*Selection*:
==========
I even read somewhere that if you remove the battery for a select period of time and put it back in, it would reset the entire system, so I did just that. Took it all apart, got lazy, didn't put it back together for about a week, then put it all together again (pretty good job if I say so myself!).
Still- no cigar.
Here I am now asking the league of geeky minds for help! Please help a fellow geek get XP up and running again!


----------



## TerryNet (Mar 23, 2005)

Since you installed Ubuntu I assume that you can boot from the optical drive. Right?

This originally came with XP pre-installed, and you are working with the accompanying XP CD, right?

What happens when you boot the XP CD? Ideally you would delete all the partitions, create a new one (or more if desired) and format it NTFS and then install.


----------



## undrscore (Nov 25, 2008)

Thanks for the quick response.
Unfortunately when I attempt to boot from the CD/Install Disc it goes to a black screen with a white blinking underscore, or it will blackout until it loads a screen asking me which ubuntu it wants me to load up (safe mode, regular, etc.)
No dice.
And on top, i don't have the original install disc. Just a copy of one [which should work just as fine].


----------



## TerryNet (Mar 23, 2005)

I've noticed, and I think even on the same PC, that a Linux install CD will just boot, but an XP CD will pause for 2 or 3 seconds to see if you can "hit any key to boot from CD" during that small window. From your description it sounds like you may be missing, or not even seeing, that prompt. Try tapping the "any" key as soon as you hear the CD being accessed.
==========
*Given exercise 1*: List, in order, the steps the forum thread says would ideally be done to set up the drive and install XP.
*Given exercise 2*: Copy the part of the forum thread that begins at the words "## undrscore (Nov" and ends after the words "mode, regular, etc.)".

*Material*:
==========
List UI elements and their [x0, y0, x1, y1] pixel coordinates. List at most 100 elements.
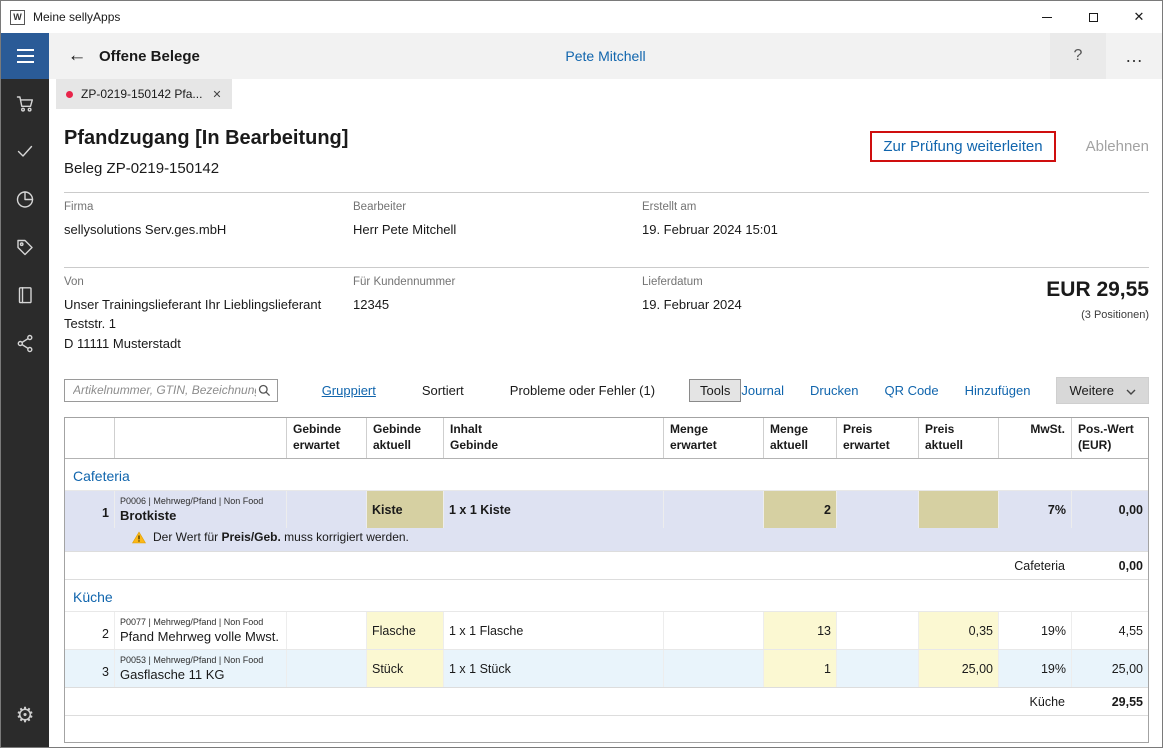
==========
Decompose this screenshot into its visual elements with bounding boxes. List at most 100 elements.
==========
*Full answer 1*:
1. Delete all the partitions.
2. Create a new one (or more if desired).
3. Format it NTFS.
4. Install.

*Full answer 2*:
## undrscore (Nov 25, 2008)

Thanks for the quick response.
Unfortunately when I attempt to boot from the CD/Install Disc it goes to a black screen with a white blinking underscore, or it will blackout until it loads a screen asking me which ubuntu it wants me to load up (safe mode, regular, etc.)